> **GIVEN TASK**
Include the line containing "Type out the text in this image." and every line after it up to the end of the material below; reproduce them exactly and drop the pictures.

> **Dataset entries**
++++++++++

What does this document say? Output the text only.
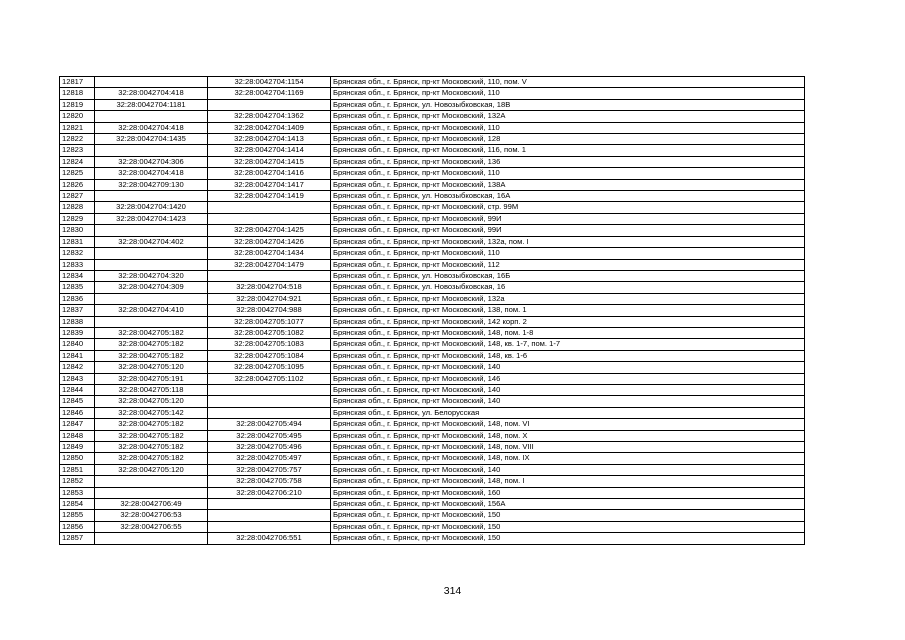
12817		32:28:0042704:1154	Брянская обл., г. Брянск, пр-кт Московский, 110, пом. V
12818	32:28:0042704:418	32:28:0042704:1169	Брянская обл., г. Брянск, пр-кт Московский, 110
12819	32:28:0042704:1181		Брянская обл., г. Брянск, ул. Новозыбковская, 18В
12820		32:28:0042704:1362	Брянская обл., г. Брянск, пр-кт Московский, 132А
12821	32:28:0042704:418	32:28:0042704:1409	Брянская обл., г. Брянск, пр-кт Московский, 110
12822	32:28:0042704:1435	32:28:0042704:1413	Брянская обл., г. Брянск, пр-кт Московский, 128
12823		32:28:0042704:1414	Брянская обл., г. Брянск, пр-кт Московский, 116, пом. 1
12824	32:28:0042704:306	32:28:0042704:1415	Брянская обл., г. Брянск, пр-кт Московский, 136
12825	32:28:0042704:418	32:28:0042704:1416	Брянская обл., г. Брянск, пр-кт Московский, 110
12826	32:28:0042709:130	32:28:0042704:1417	Брянская обл., г. Брянск, пр-кт Московский, 138А
12827		32:28:0042704:1419	Брянская обл., г. Брянск, ул. Новозыбковская, 16А
12828	32:28:0042704:1420		Брянская обл., г. Брянск, пр-кт Московский, стр. 99М
12829	32:28:0042704:1423		Брянская обл., г. Брянск, пр-кт Московский, 99И
12830		32:28:0042704:1425	Брянская обл., г. Брянск, пр-кт Московский, 99И
12831	32:28:0042704:402	32:28:0042704:1426	Брянская обл., г. Брянск, пр-кт Московский, 132а, пом. I
12832		32:28:0042704:1434	Брянская обл., г. Брянск, пр-кт Московский, 110
12833		32:28:0042704:1479	Брянская обл., г. Брянск, пр-кт Московский, 112
12834	32:28:0042704:320		Брянская обл., г. Брянск, ул. Новозыбковская, 16Б
12835	32:28:0042704:309	32:28:0042704:518	Брянская обл., г. Брянск, ул. Новозыбковская, 16
12836		32:28:0042704:921	Брянская обл., г. Брянск, пр-кт Московский, 132а
12837	32:28:0042704:410	32:28:0042704:988	Брянская обл., г. Брянск, пр-кт Московский, 138, пом. 1
12838		32:28:0042705:1077	Брянская обл., г. Брянск, пр-кт Московский, 142 корп. 2
12839	32:28:0042705:182	32:28:0042705:1082	Брянская обл., г. Брянск, пр-кт Московский, 148, пом. 1-8
12840	32:28:0042705:182	32:28:0042705:1083	Брянская обл., г. Брянск, пр-кт Московский, 148, кв. 1-7, пом. 1-7
12841	32:28:0042705:182	32:28:0042705:1084	Брянская обл., г. Брянск, пр-кт Московский, 148, кв. 1-6
12842	32:28:0042705:120	32:28:0042705:1095	Брянская обл., г. Брянск, пр-кт Московский, 140
12843	32:28:0042705:191	32:28:0042705:1102	Брянская обл., г. Брянск, пр-кт Московский, 146
12844	32:28:0042705:118		Брянская обл., г. Брянск, пр-кт Московский, 140
12845	32:28:0042705:120		Брянская обл., г. Брянск, пр-кт Московский, 140
12846	32:28:0042705:142		Брянская обл., г. Брянск, ул. Белорусская
12847	32:28:0042705:182	32:28:0042705:494	Брянская обл., г. Брянск, пр-кт Московский, 148, пом. VI
12848	32:28:0042705:182	32:28:0042705:495	Брянская обл., г. Брянск, пр-кт Московский, 148, пом. X
12849	32:28:0042705:182	32:28:0042705:496	Брянская обл., г. Брянск, пр-кт Московский, 148, пом. VIII
12850	32:28:0042705:182	32:28:0042705:497	Брянская обл., г. Брянск, пр-кт Московский, 148, пом. IX
12851	32:28:0042705:120	32:28:0042705:757	Брянская обл., г. Брянск, пр-кт Московский, 140
12852		32:28:0042705:758	Брянская обл., г. Брянск, пр-кт Московский, 148, пом. I
12853		32:28:0042706:210	Брянская обл., г. Брянск, пр-кт Московский, 160
12854	32:28:0042706:49		Брянская обл., г. Брянск, пр-кт Московский, 156А
12855	32:28:0042706:53		Брянская обл., г. Брянск, пр-кт Московский, 150
12856	32:28:0042706:55		Брянская обл., г. Брянск, пр-кт Московский, 150
12857		32:28:0042706:551	Брянская обл., г. Брянск, пр-кт Московский, 150
314
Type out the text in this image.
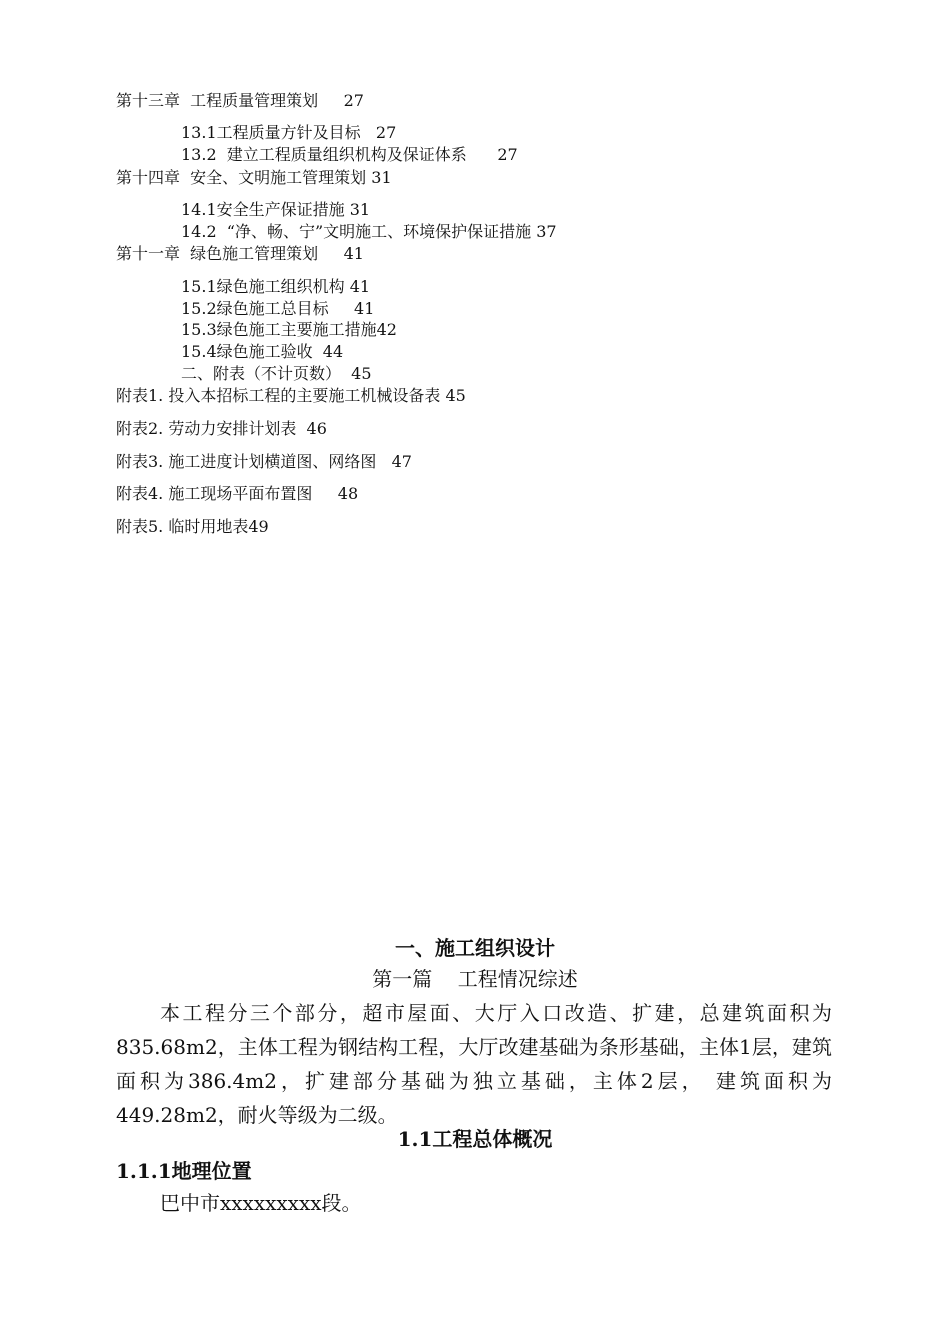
第十三章  工程质量管理策划     27
13.1工程质量方针及目标   27
13.2  建立工程质量组织机构及保证体系      27
第十四章  安全、文明施工管理策划 31
14.1安全生产保证措施 31
14.2  “净、畅、宁”文明施工、环境保护保证措施 37
第十一章  绿色施工管理策划     41
15.1绿色施工组织机构 41
15.2绿色施工总目标     41
15.3绿色施工主要施工措施42
15.4绿色施工验收  44
二、附表（不计页数）  45
附表1. 投入本招标工程的主要施工机械设备表 45
附表2. 劳动力安排计划表  46
附表3. 施工进度计划横道图、网络图   47
附表4. 施工现场平面布置图     48
附表5. 临时用地表49
一、施工组织设计
第一篇    工程情况综述
本工程分三个部分，超市屋面、大厅入口改造、扩建，总建筑面积为835.68m2，主体工程为钢结构工程，大厅改建基础为条形基础，主体1层，建筑面积为386.4m2，扩建部分基础为独立基础，主体2层， 建筑面积为449.28m2，耐火等级为二级。
1.1工程总体概况
1.1.1地理位置
巴中市xxxxxxxxx段。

++++++++++

> **ANSWER TO THIS TASK**
Type out the text in this image.
第十三章  工程质量管理策划     27
13.1工程质量方针及目标   27
13.2  建立工程质量组织机构及保证体系      27
第十四章  安全、文明施工管理策划 31
14.1安全生产保证措施 31
14.2  “净、畅、宁”文明施工、环境保护保证措施 37
第十一章  绿色施工管理策划     41
15.1绿色施工组织机构 41
15.2绿色施工总目标     41
15.3绿色施工主要施工措施42
15.4绿色施工验收  44
二、附表（不计页数）  45
附表1. 投入本招标工程的主要施工机械设备表 45
附表2. 劳动力安排计划表  46
附表3. 施工进度计划横道图、网络图   47
附表4. 施工现场平面布置图     48
附表5. 临时用地表49
一、施工组织设计
第一篇    工程情况综述
本工程分三个部分，超市屋面、大厅入口改造、扩建，总建筑面积为835.68m2，主体工程为钢结构工程，大厅改建基础为条形基础，主体1层，建筑面积为386.4m2，扩建部分基础为独立基础，主体2层， 建筑面积为449.28m2，耐火等级为二级。
1.1工程总体概况
1.1.1地理位置
巴中市xxxxxxxxx段。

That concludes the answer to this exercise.